* Stated goal
Lines containing the word "AMPERES" are the ones to copy from the records below.

* Data provided
□ □ □ □
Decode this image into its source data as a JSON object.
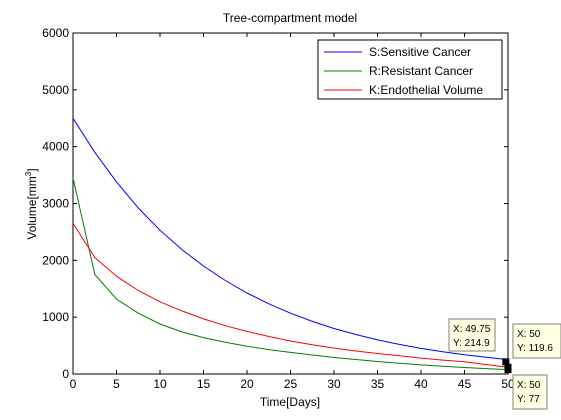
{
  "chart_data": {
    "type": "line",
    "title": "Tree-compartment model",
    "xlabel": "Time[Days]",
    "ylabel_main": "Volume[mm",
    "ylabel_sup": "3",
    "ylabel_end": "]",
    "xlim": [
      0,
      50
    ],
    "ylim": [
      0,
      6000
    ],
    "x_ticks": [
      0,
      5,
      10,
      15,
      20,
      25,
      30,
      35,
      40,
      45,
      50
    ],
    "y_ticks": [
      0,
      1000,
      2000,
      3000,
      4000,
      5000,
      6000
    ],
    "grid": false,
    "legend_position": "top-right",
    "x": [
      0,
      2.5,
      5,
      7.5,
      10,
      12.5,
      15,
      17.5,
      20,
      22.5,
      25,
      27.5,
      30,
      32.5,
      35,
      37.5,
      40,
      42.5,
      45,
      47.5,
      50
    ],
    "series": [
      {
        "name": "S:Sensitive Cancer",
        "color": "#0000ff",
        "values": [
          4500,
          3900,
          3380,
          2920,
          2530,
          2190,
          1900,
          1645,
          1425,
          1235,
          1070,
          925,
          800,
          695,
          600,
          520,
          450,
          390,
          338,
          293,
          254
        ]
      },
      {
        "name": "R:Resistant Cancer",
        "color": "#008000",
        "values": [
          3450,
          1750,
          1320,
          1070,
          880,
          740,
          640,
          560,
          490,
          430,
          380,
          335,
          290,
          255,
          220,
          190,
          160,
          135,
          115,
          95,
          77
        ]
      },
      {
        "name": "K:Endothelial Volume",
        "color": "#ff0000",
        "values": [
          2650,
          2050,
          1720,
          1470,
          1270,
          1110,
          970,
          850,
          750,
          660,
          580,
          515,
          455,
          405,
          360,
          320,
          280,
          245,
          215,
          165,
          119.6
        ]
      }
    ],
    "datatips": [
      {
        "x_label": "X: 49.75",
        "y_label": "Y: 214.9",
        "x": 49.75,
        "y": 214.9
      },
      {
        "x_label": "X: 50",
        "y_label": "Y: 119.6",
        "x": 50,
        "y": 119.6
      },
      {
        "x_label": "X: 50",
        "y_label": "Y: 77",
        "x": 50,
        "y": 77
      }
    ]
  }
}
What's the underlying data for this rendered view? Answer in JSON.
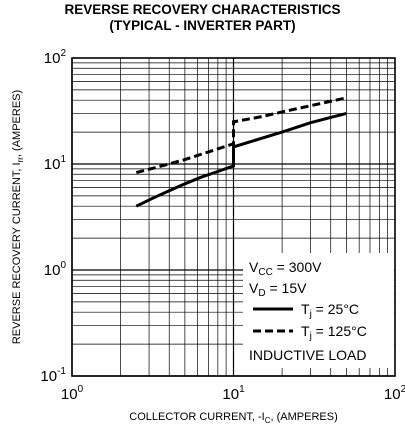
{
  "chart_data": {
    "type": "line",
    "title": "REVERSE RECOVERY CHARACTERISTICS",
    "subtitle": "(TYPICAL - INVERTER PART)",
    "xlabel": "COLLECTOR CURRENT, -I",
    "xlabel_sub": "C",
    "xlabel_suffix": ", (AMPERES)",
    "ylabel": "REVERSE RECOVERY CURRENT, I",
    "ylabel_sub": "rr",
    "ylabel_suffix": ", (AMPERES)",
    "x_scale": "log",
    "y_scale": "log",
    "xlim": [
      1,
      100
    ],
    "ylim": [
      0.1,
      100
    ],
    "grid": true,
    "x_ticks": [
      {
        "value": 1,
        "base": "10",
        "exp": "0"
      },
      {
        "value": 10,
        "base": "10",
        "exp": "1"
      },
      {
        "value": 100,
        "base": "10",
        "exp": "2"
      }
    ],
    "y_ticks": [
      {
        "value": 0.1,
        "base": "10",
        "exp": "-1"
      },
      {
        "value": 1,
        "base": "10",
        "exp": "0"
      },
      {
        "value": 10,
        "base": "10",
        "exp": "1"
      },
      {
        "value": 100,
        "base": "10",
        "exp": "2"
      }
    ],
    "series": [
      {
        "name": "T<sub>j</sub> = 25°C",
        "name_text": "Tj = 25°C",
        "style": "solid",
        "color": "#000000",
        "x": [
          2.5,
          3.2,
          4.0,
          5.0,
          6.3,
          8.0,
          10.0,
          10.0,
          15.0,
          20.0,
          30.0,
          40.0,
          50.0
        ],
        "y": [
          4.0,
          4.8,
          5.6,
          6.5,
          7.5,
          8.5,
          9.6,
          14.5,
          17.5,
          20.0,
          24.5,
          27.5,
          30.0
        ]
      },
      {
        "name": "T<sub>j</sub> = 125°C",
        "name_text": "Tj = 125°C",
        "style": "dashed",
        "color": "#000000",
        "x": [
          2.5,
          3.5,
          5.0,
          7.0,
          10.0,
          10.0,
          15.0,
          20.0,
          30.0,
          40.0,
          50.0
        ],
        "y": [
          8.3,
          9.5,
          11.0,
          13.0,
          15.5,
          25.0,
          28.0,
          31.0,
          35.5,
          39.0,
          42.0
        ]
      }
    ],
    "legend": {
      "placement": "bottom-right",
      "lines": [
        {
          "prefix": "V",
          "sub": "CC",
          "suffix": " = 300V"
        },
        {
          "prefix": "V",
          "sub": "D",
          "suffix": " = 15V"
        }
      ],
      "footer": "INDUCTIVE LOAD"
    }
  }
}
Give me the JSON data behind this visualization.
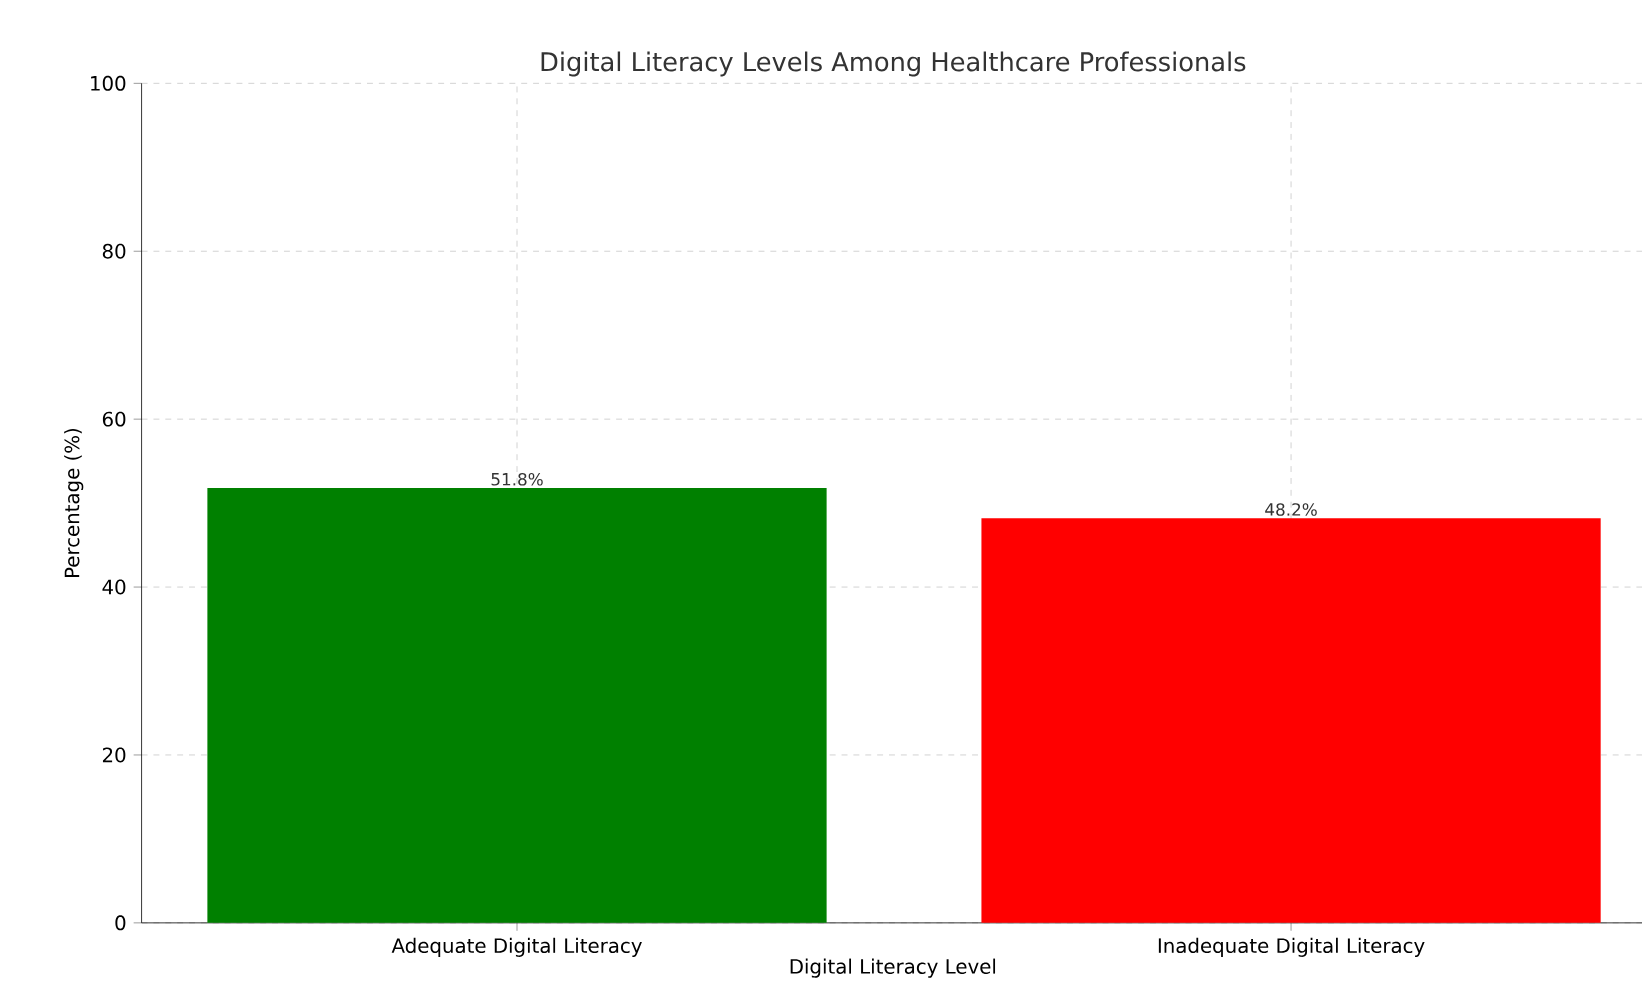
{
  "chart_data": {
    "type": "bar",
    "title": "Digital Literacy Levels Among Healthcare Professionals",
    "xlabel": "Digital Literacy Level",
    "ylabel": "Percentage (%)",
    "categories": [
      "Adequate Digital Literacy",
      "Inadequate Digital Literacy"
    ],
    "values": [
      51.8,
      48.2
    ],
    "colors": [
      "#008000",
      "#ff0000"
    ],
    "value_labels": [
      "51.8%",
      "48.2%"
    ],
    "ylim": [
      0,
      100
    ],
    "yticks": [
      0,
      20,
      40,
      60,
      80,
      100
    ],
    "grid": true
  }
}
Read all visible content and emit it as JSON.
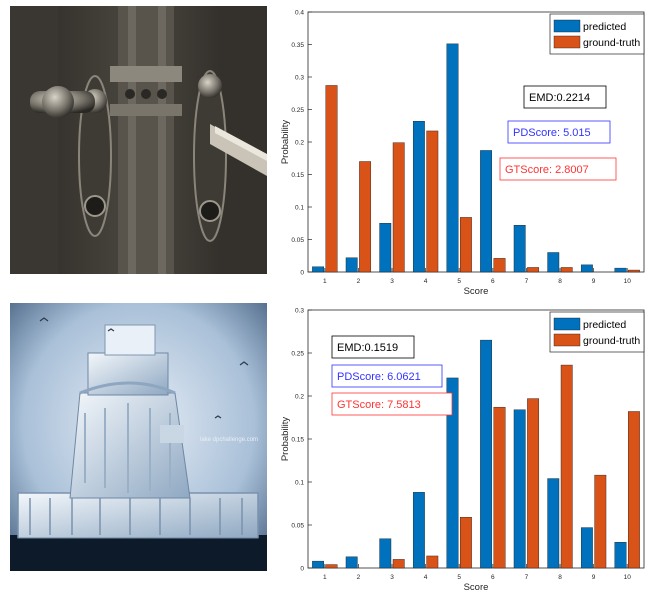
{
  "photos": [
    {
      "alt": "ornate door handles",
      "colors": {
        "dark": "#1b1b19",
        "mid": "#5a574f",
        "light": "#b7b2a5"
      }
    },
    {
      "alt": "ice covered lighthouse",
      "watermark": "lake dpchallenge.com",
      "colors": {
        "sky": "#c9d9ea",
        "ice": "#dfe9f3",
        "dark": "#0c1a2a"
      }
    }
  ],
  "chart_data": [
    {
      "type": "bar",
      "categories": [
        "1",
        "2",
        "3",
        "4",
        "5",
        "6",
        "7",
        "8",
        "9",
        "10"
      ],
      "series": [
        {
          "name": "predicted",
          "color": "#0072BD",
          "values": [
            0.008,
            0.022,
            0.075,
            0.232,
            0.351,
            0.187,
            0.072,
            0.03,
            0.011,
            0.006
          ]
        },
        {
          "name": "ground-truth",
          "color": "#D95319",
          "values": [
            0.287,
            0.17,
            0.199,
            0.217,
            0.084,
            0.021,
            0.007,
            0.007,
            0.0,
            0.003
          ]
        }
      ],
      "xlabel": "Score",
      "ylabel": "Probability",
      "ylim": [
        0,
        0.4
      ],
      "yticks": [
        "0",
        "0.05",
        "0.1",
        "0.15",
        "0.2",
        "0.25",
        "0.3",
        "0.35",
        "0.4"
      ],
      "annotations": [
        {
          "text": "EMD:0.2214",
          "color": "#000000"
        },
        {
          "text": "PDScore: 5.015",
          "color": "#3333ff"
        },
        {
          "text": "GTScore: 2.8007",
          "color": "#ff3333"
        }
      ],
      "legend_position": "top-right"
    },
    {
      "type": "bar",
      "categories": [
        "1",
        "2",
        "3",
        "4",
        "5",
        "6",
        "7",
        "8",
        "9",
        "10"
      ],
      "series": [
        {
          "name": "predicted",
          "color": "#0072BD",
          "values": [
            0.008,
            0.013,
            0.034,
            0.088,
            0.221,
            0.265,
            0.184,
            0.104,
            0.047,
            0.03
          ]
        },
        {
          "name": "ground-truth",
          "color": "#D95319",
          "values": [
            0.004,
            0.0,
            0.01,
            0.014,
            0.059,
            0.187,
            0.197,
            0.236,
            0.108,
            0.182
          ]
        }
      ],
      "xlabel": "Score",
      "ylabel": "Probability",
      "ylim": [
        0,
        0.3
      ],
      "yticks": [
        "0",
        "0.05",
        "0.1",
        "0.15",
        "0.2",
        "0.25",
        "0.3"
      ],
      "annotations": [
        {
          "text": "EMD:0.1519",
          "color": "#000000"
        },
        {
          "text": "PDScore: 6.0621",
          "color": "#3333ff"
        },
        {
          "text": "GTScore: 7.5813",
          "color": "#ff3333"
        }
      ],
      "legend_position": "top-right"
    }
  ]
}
□ □ □ □
* Correct response
    "xlabel_suffix": ", (AMPERES)",
    "ylabel_suffix": ", (AMPERES)",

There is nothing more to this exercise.